§ **Exercise details**
Report how many lines contain the word "post"; answer with the number only.

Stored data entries
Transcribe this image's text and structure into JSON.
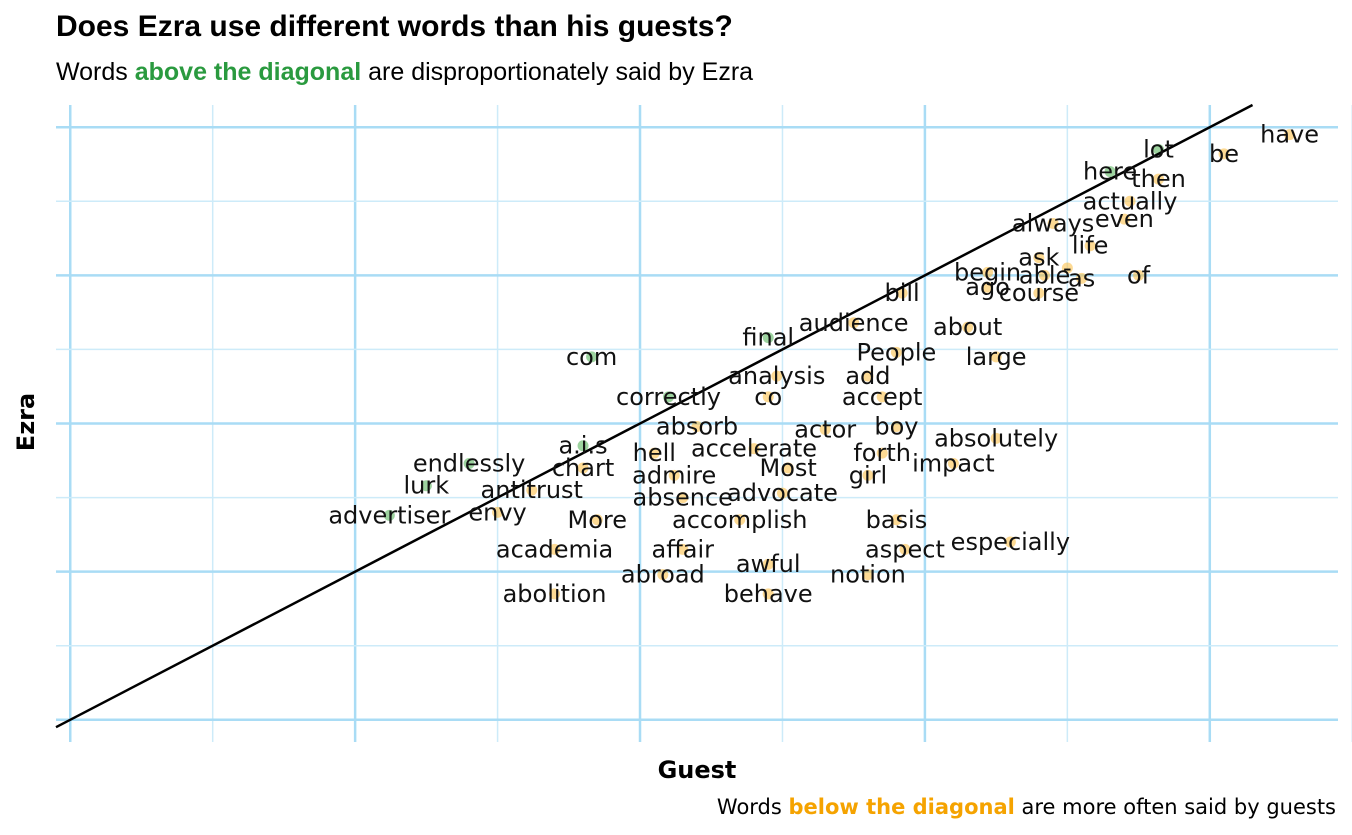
{
  "title": "Does Ezra use different words than his guests?",
  "subtitle": {
    "pre": "Words ",
    "highlight": "above the diagonal",
    "post": " are disproportionately said by Ezra"
  },
  "caption": {
    "pre": "Words ",
    "highlight": "below the diagonal",
    "post": " are more often said by guests"
  },
  "colors": {
    "above": "#4caf50",
    "below": "#fbbc3d",
    "grid_major": "#a9dcf5",
    "grid_minor": "#cdebf9",
    "diagonal": "#000000"
  },
  "chart_data": {
    "type": "scatter",
    "scale": "log",
    "xlabel": "Guest",
    "ylabel": "Ezra",
    "xlim": [
      -6.05,
      -1.55
    ],
    "ylim": [
      -6.15,
      -1.85
    ],
    "reference_line": "y = x",
    "grid": true,
    "labeled_words": [
      {
        "word": "have",
        "x": -1.72,
        "y": -2.05
      },
      {
        "word": "be",
        "x": -1.95,
        "y": -2.18
      },
      {
        "word": "lot",
        "x": -2.18,
        "y": -2.15
      },
      {
        "word": "then",
        "x": -2.18,
        "y": -2.35
      },
      {
        "word": "here",
        "x": -2.35,
        "y": -2.3
      },
      {
        "word": "actually",
        "x": -2.28,
        "y": -2.5
      },
      {
        "word": "even",
        "x": -2.3,
        "y": -2.62
      },
      {
        "word": "always",
        "x": -2.55,
        "y": -2.65
      },
      {
        "word": "life",
        "x": -2.42,
        "y": -2.8
      },
      {
        "word": "ask",
        "x": -2.6,
        "y": -2.88
      },
      {
        "word": "-",
        "x": -2.5,
        "y": -2.95
      },
      {
        "word": "of",
        "x": -2.25,
        "y": -3.0
      },
      {
        "word": "as",
        "x": -2.45,
        "y": -3.02
      },
      {
        "word": "able",
        "x": -2.58,
        "y": -3.0
      },
      {
        "word": "begin",
        "x": -2.78,
        "y": -2.98
      },
      {
        "word": "ago",
        "x": -2.78,
        "y": -3.08
      },
      {
        "word": "course",
        "x": -2.6,
        "y": -3.12
      },
      {
        "word": "bill",
        "x": -3.08,
        "y": -3.12
      },
      {
        "word": "audience",
        "x": -3.25,
        "y": -3.32
      },
      {
        "word": "about",
        "x": -2.85,
        "y": -3.35
      },
      {
        "word": "final",
        "x": -3.55,
        "y": -3.42
      },
      {
        "word": "People",
        "x": -3.1,
        "y": -3.52
      },
      {
        "word": "large",
        "x": -2.75,
        "y": -3.55
      },
      {
        "word": "com",
        "x": -4.17,
        "y": -3.55
      },
      {
        "word": "analysis",
        "x": -3.52,
        "y": -3.68
      },
      {
        "word": "add",
        "x": -3.2,
        "y": -3.68
      },
      {
        "word": "correctly",
        "x": -3.9,
        "y": -3.82
      },
      {
        "word": "co",
        "x": -3.55,
        "y": -3.82
      },
      {
        "word": "accept",
        "x": -3.15,
        "y": -3.82
      },
      {
        "word": "absorb",
        "x": -3.8,
        "y": -4.02
      },
      {
        "word": "actor",
        "x": -3.35,
        "y": -4.04
      },
      {
        "word": "boy",
        "x": -3.1,
        "y": -4.02
      },
      {
        "word": "absolutely",
        "x": -2.75,
        "y": -4.1
      },
      {
        "word": "a.i.s",
        "x": -4.2,
        "y": -4.15
      },
      {
        "word": "hell",
        "x": -3.95,
        "y": -4.2
      },
      {
        "word": "accelerate",
        "x": -3.6,
        "y": -4.17
      },
      {
        "word": "forth",
        "x": -3.15,
        "y": -4.2
      },
      {
        "word": "impact",
        "x": -2.9,
        "y": -4.27
      },
      {
        "word": "endlessly",
        "x": -4.6,
        "y": -4.27
      },
      {
        "word": "chart",
        "x": -4.2,
        "y": -4.3
      },
      {
        "word": "admire",
        "x": -3.88,
        "y": -4.35
      },
      {
        "word": "Most",
        "x": -3.48,
        "y": -4.3
      },
      {
        "word": "girl",
        "x": -3.2,
        "y": -4.35
      },
      {
        "word": "lurk",
        "x": -4.75,
        "y": -4.42
      },
      {
        "word": "antitrust",
        "x": -4.38,
        "y": -4.45
      },
      {
        "word": "absence",
        "x": -3.85,
        "y": -4.5
      },
      {
        "word": "advocate",
        "x": -3.5,
        "y": -4.47
      },
      {
        "word": "advertiser",
        "x": -4.88,
        "y": -4.62
      },
      {
        "word": "envy",
        "x": -4.5,
        "y": -4.6
      },
      {
        "word": "More",
        "x": -4.15,
        "y": -4.65
      },
      {
        "word": "accomplish",
        "x": -3.65,
        "y": -4.65
      },
      {
        "word": "basis",
        "x": -3.1,
        "y": -4.65
      },
      {
        "word": "academia",
        "x": -4.3,
        "y": -4.85
      },
      {
        "word": "affair",
        "x": -3.85,
        "y": -4.85
      },
      {
        "word": "aspect",
        "x": -3.07,
        "y": -4.85
      },
      {
        "word": "especially",
        "x": -2.7,
        "y": -4.8
      },
      {
        "word": "abroad",
        "x": -3.92,
        "y": -5.02
      },
      {
        "word": "awful",
        "x": -3.55,
        "y": -4.95
      },
      {
        "word": "notion",
        "x": -3.2,
        "y": -5.02
      },
      {
        "word": "abolition",
        "x": -4.3,
        "y": -5.15
      },
      {
        "word": "behave",
        "x": -3.55,
        "y": -5.15
      }
    ]
  }
}
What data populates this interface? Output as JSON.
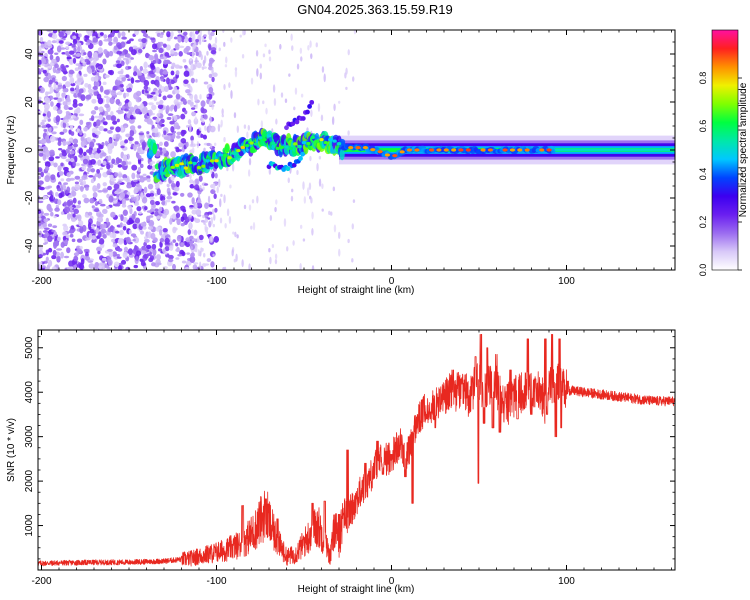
{
  "figure_title": "GN04.2025.363.15.59.R19",
  "chart_data": [
    {
      "type": "heatmap",
      "title": "GN04.2025.363.15.59.R19",
      "xlabel": "Height of straight line (km)",
      "ylabel": "Frequency (Hz)",
      "xlim": [
        -202,
        162
      ],
      "ylim": [
        -50,
        50
      ],
      "xticks": [
        -200,
        -100,
        0,
        100
      ],
      "yticks": [
        -40,
        -20,
        0,
        20,
        40
      ],
      "colorbar": {
        "label": "Normalized spectral amplitude",
        "range": [
          0,
          1
        ],
        "ticks": [
          0.0,
          0.2,
          0.4,
          0.6,
          0.8
        ],
        "colors": [
          "#ffffff",
          "#d8c8f8",
          "#9b6cf0",
          "#6a1ff0",
          "#3c00f0",
          "#0044ff",
          "#00c8ff",
          "#00e8a8",
          "#00ff40",
          "#80ff00",
          "#f0f000",
          "#ff9000",
          "#ff2020",
          "#ff10a0"
        ]
      },
      "features": [
        {
          "name": "noise-region",
          "x_range": [
            -202,
            -115
          ],
          "freq_range": [
            -50,
            50
          ],
          "amplitude": 0.2
        },
        {
          "name": "diffuse-fringe",
          "x_range": [
            -115,
            -20
          ],
          "freq_range": [
            -50,
            50
          ],
          "amplitude": 0.05
        },
        {
          "name": "doppler-trace",
          "points": [
            [
              -135,
              -10
            ],
            [
              -125,
              -7
            ],
            [
              -110,
              -6
            ],
            [
              -100,
              -4
            ],
            [
              -90,
              -1
            ],
            [
              -80,
              2
            ],
            [
              -72,
              6
            ],
            [
              -65,
              2
            ],
            [
              -55,
              2
            ],
            [
              -45,
              4
            ],
            [
              -35,
              3
            ],
            [
              -28,
              1
            ],
            [
              -15,
              1
            ],
            [
              -5,
              -1
            ],
            [
              0,
              -3
            ],
            [
              3,
              -2
            ],
            [
              8,
              0
            ],
            [
              20,
              0
            ],
            [
              40,
              0
            ],
            [
              60,
              0
            ],
            [
              80,
              0
            ],
            [
              93,
              0
            ],
            [
              162,
              0
            ]
          ],
          "amplitude": 0.85
        },
        {
          "name": "secondary-branch",
          "points": [
            [
              -70,
              -6
            ],
            [
              -60,
              -8
            ],
            [
              -55,
              -5
            ],
            [
              -50,
              -2
            ]
          ],
          "amplitude": 0.45
        },
        {
          "name": "upward-spur",
          "points": [
            [
              -60,
              10
            ],
            [
              -50,
              14
            ],
            [
              -45,
              20
            ]
          ],
          "amplitude": 0.3
        },
        {
          "name": "steady-band",
          "x_range": [
            93,
            162
          ],
          "center": 0,
          "amplitude": 0.45
        }
      ]
    },
    {
      "type": "line",
      "xlabel": "Height of straight line (km)",
      "ylabel": "SNR (10 * v/v)",
      "xlim": [
        -202,
        162
      ],
      "ylim": [
        0,
        5400
      ],
      "xticks": [
        -200,
        -100,
        0,
        100
      ],
      "yticks": [
        1000,
        2000,
        3000,
        4000,
        5000
      ],
      "series": [
        {
          "name": "SNR",
          "color": "#e82820",
          "x": [
            -202,
            -190,
            -170,
            -150,
            -130,
            -115,
            -105,
            -95,
            -85,
            -78,
            -72,
            -66,
            -60,
            -55,
            -50,
            -45,
            -42,
            -38,
            -35,
            -32,
            -30,
            -28,
            -25,
            -20,
            -15,
            -12,
            -8,
            -5,
            -2,
            0,
            5,
            8,
            12,
            15,
            20,
            25,
            30,
            35,
            40,
            45,
            48,
            50,
            52,
            55,
            60,
            65,
            70,
            75,
            80,
            85,
            88,
            90,
            92,
            95,
            100,
            110,
            120,
            130,
            140,
            150,
            162
          ],
          "y": [
            150,
            160,
            170,
            175,
            200,
            260,
            350,
            450,
            600,
            900,
            1300,
            700,
            300,
            350,
            600,
            900,
            1000,
            650,
            300,
            1100,
            300,
            1300,
            1200,
            1600,
            1900,
            2100,
            2450,
            2500,
            2500,
            2550,
            2900,
            2400,
            3000,
            3350,
            3650,
            3700,
            3900,
            4000,
            4050,
            3900,
            4150,
            4300,
            3800,
            4200,
            4100,
            3700,
            3900,
            4000,
            4050,
            4000,
            3700,
            4150,
            4200,
            4250,
            4050,
            4000,
            3950,
            3900,
            3850,
            3800,
            3800
          ],
          "spikes": [
            [
              -85,
              1450
            ],
            [
              -72,
              1600
            ],
            [
              -65,
              1150
            ],
            [
              -45,
              1500
            ],
            [
              -38,
              1550
            ],
            [
              -30,
              1250
            ],
            [
              -25,
              2700
            ],
            [
              -15,
              2400
            ],
            [
              -8,
              2900
            ],
            [
              -5,
              2150
            ],
            [
              0,
              2600
            ],
            [
              8,
              2100
            ],
            [
              10,
              3000
            ],
            [
              12,
              1500
            ],
            [
              20,
              3400
            ],
            [
              25,
              3200
            ],
            [
              35,
              4500
            ],
            [
              40,
              4300
            ],
            [
              48,
              4800
            ],
            [
              50,
              1950
            ],
            [
              51,
              5300
            ],
            [
              53,
              3300
            ],
            [
              55,
              5000
            ],
            [
              58,
              3200
            ],
            [
              60,
              4850
            ],
            [
              62,
              3100
            ],
            [
              68,
              4500
            ],
            [
              72,
              3400
            ],
            [
              78,
              5200
            ],
            [
              80,
              3500
            ],
            [
              82,
              4300
            ],
            [
              88,
              5200
            ],
            [
              89,
              3500
            ],
            [
              92,
              5300
            ],
            [
              94,
              3000
            ],
            [
              96,
              5200
            ],
            [
              97,
              3200
            ],
            [
              101,
              4250
            ]
          ]
        }
      ]
    }
  ]
}
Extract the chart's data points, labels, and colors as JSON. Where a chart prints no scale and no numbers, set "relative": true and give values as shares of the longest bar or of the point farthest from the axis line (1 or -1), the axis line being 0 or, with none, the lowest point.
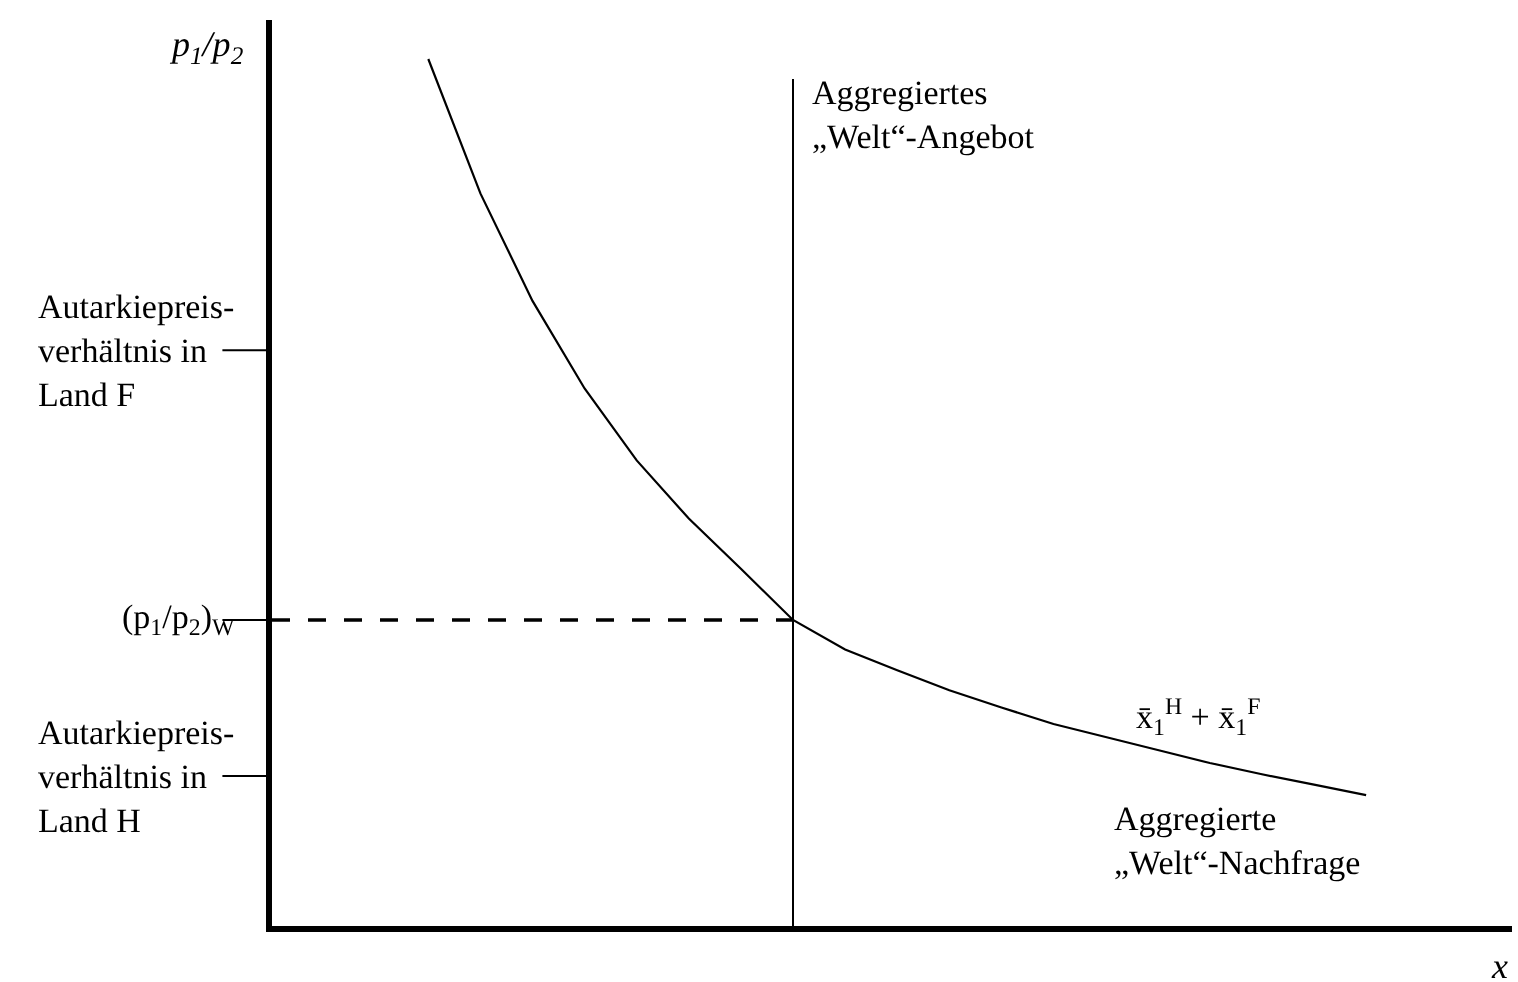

§ **In response**
2